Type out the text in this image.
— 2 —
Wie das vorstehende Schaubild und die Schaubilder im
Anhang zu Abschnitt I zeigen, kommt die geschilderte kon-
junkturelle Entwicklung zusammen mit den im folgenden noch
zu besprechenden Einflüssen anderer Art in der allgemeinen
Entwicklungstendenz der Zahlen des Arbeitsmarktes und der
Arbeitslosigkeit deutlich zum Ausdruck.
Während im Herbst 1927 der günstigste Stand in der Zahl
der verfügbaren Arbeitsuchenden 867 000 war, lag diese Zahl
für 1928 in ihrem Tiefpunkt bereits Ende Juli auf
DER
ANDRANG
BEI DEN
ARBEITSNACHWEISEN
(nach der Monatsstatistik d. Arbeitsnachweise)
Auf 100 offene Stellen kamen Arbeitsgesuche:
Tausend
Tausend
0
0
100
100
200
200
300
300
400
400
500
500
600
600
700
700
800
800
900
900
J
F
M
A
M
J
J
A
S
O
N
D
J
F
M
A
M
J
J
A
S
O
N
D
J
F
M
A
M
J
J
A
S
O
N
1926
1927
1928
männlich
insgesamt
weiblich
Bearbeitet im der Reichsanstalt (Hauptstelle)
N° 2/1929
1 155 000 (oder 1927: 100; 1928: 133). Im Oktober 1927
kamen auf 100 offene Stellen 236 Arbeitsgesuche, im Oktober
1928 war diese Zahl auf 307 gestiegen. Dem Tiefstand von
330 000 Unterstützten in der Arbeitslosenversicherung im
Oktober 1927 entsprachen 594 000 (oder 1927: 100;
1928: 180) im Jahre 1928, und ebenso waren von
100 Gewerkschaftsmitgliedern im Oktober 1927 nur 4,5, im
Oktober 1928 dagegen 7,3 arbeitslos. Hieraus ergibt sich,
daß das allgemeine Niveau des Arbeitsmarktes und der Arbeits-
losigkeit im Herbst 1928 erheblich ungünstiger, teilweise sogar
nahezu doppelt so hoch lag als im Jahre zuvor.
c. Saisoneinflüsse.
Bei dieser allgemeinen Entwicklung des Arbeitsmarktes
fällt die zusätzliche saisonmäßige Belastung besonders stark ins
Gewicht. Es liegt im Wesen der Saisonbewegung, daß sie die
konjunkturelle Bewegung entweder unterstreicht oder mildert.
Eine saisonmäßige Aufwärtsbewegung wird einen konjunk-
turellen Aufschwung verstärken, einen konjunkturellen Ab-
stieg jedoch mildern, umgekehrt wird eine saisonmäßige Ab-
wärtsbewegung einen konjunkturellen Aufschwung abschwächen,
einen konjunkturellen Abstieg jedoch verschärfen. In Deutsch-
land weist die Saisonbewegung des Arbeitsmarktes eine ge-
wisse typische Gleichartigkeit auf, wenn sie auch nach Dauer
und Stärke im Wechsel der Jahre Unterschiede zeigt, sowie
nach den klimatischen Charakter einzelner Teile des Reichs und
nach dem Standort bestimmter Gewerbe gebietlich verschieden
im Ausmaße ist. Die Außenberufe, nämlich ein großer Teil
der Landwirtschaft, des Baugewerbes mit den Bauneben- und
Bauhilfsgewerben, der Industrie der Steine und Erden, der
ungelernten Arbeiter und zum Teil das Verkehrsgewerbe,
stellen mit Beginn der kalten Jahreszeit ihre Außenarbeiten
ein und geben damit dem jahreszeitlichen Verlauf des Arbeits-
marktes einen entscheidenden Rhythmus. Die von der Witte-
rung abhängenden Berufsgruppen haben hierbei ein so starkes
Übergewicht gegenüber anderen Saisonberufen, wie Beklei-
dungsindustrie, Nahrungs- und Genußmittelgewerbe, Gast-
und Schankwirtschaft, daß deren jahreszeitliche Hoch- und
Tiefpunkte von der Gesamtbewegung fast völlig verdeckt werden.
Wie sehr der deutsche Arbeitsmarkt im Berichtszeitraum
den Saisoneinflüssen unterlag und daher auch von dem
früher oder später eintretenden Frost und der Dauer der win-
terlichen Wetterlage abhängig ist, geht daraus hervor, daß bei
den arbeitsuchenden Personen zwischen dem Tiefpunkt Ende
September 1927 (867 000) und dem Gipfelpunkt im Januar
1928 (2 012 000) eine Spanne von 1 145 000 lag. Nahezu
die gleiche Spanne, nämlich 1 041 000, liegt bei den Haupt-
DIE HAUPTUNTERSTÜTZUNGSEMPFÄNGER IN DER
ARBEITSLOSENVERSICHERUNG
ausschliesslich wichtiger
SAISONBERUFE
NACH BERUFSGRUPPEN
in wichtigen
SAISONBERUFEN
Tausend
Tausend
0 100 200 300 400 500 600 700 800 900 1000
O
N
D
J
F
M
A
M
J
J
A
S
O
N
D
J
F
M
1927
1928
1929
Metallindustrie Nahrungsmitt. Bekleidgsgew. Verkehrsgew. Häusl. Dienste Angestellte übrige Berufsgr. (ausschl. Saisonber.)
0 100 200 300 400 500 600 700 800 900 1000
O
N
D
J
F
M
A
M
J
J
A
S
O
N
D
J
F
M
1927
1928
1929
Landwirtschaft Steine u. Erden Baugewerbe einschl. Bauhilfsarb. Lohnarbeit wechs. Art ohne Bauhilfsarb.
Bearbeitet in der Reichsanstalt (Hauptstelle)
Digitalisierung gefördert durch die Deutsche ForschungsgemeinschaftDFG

════════════════════

◆ WHAT YOU ARE ASKED TO DO ◆
Reproduce the records above exactly as they appear.

◆ TASK ANSWER ◆
Type out the text in this image.
— 2 —
Wie das vorstehende Schaubild und die Schaubilder im
Anhang zu Abschnitt I zeigen, kommt die geschilderte kon-
junkturelle Entwicklung zusammen mit den im folgenden noch
zu besprechenden Einflüssen anderer Art in der allgemeinen
Entwicklungstendenz der Zahlen des Arbeitsmarktes und der
Arbeitslosigkeit deutlich zum Ausdruck.
Während im Herbst 1927 der günstigste Stand in der Zahl
der verfügbaren Arbeitsuchenden 867 000 war, lag diese Zahl
für 1928 in ihrem Tiefpunkt bereits Ende Juli auf
DER
ANDRANG
BEI DEN
ARBEITSNACHWEISEN
(nach der Monatsstatistik d. Arbeitsnachweise)
Auf 100 offene Stellen kamen Arbeitsgesuche:
Tausend
Tausend
0
0
100
100
200
200
300
300
400
400
500
500
600
600
700
700
800
800
900
900
J
F
M
A
M
J
J
A
S
O
N
D
J
F
M
A
M
J
J
A
S
O
N
D
J
F
M
A
M
J
J
A
S
O
N
1926
1927
1928
männlich
insgesamt
weiblich
Bearbeitet im der Reichsanstalt (Hauptstelle)
N° 2/1929
1 155 000 (oder 1927: 100; 1928: 133). Im Oktober 1927
kamen auf 100 offene Stellen 236 Arbeitsgesuche, im Oktober
1928 war diese Zahl auf 307 gestiegen. Dem Tiefstand von
330 000 Unterstützten in der Arbeitslosenversicherung im
Oktober 1927 entsprachen 594 000 (oder 1927: 100;
1928: 180) im Jahre 1928, und ebenso waren von
100 Gewerkschaftsmitgliedern im Oktober 1927 nur 4,5, im
Oktober 1928 dagegen 7,3 arbeitslos. Hieraus ergibt sich,
daß das allgemeine Niveau des Arbeitsmarktes und der Arbeits-
losigkeit im Herbst 1928 erheblich ungünstiger, teilweise sogar
nahezu doppelt so hoch lag als im Jahre zuvor.
c. Saisoneinflüsse.
Bei dieser allgemeinen Entwicklung des Arbeitsmarktes
fällt die zusätzliche saisonmäßige Belastung besonders stark ins
Gewicht. Es liegt im Wesen der Saisonbewegung, daß sie die
konjunkturelle Bewegung entweder unterstreicht oder mildert.
Eine saisonmäßige Aufwärtsbewegung wird einen konjunk-
turellen Aufschwung verstärken, einen konjunkturellen Ab-
stieg jedoch mildern, umgekehrt wird eine saisonmäßige Ab-
wärtsbewegung einen konjunkturellen Aufschwung abschwächen,
einen konjunkturellen Abstieg jedoch verschärfen. In Deutsch-
land weist die Saisonbewegung des Arbeitsmarktes eine ge-
wisse typische Gleichartigkeit auf, wenn sie auch nach Dauer
und Stärke im Wechsel der Jahre Unterschiede zeigt, sowie
nach den klimatischen Charakter einzelner Teile des Reichs und
nach dem Standort bestimmter Gewerbe gebietlich verschieden
im Ausmaße ist. Die Außenberufe, nämlich ein großer Teil
der Landwirtschaft, des Baugewerbes mit den Bauneben- und
Bauhilfsgewerben, der Industrie der Steine und Erden, der
ungelernten Arbeiter und zum Teil das Verkehrsgewerbe,
stellen mit Beginn der kalten Jahreszeit ihre Außenarbeiten
ein und geben damit dem jahreszeitlichen Verlauf des Arbeits-
marktes einen entscheidenden Rhythmus. Die von der Witte-
rung abhängenden Berufsgruppen haben hierbei ein so starkes
Übergewicht gegenüber anderen Saisonberufen, wie Beklei-
dungsindustrie, Nahrungs- und Genußmittelgewerbe, Gast-
und Schankwirtschaft, daß deren jahreszeitliche Hoch- und
Tiefpunkte von der Gesamtbewegung fast völlig verdeckt werden.
Wie sehr der deutsche Arbeitsmarkt im Berichtszeitraum
den Saisoneinflüssen unterlag und daher auch von dem
früher oder später eintretenden Frost und der Dauer der win-
terlichen Wetterlage abhängig ist, geht daraus hervor, daß bei
den arbeitsuchenden Personen zwischen dem Tiefpunkt Ende
September 1927 (867 000) und dem Gipfelpunkt im Januar
1928 (2 012 000) eine Spanne von 1 145 000 lag. Nahezu
die gleiche Spanne, nämlich 1 041 000, liegt bei den Haupt-
DIE HAUPTUNTERSTÜTZUNGSEMPFÄNGER IN DER
ARBEITSLOSENVERSICHERUNG
ausschliesslich wichtiger
SAISONBERUFE
NACH BERUFSGRUPPEN
in wichtigen
SAISONBERUFEN
Tausend
Tausend
0 100 200 300 400 500 600 700 800 900 1000
O
N
D
J
F
M
A
M
J
J
A
S
O
N
D
J
F
M
1927
1928
1929
Metallindustrie Nahrungsmitt. Bekleidgsgew. Verkehrsgew. Häusl. Dienste Angestellte übrige Berufsgr. (ausschl. Saisonber.)
0 100 200 300 400 500 600 700 800 900 1000
O
N
D
J
F
M
A
M
J
J
A
S
O
N
D
J
F
M
1927
1928
1929
Landwirtschaft Steine u. Erden Baugewerbe einschl. Bauhilfsarb. Lohnarbeit wechs. Art ohne Bauhilfsarb.
Bearbeitet in der Reichsanstalt (Hauptstelle)
Digitalisierung gefördert durch die Deutsche ForschungsgemeinschaftDFG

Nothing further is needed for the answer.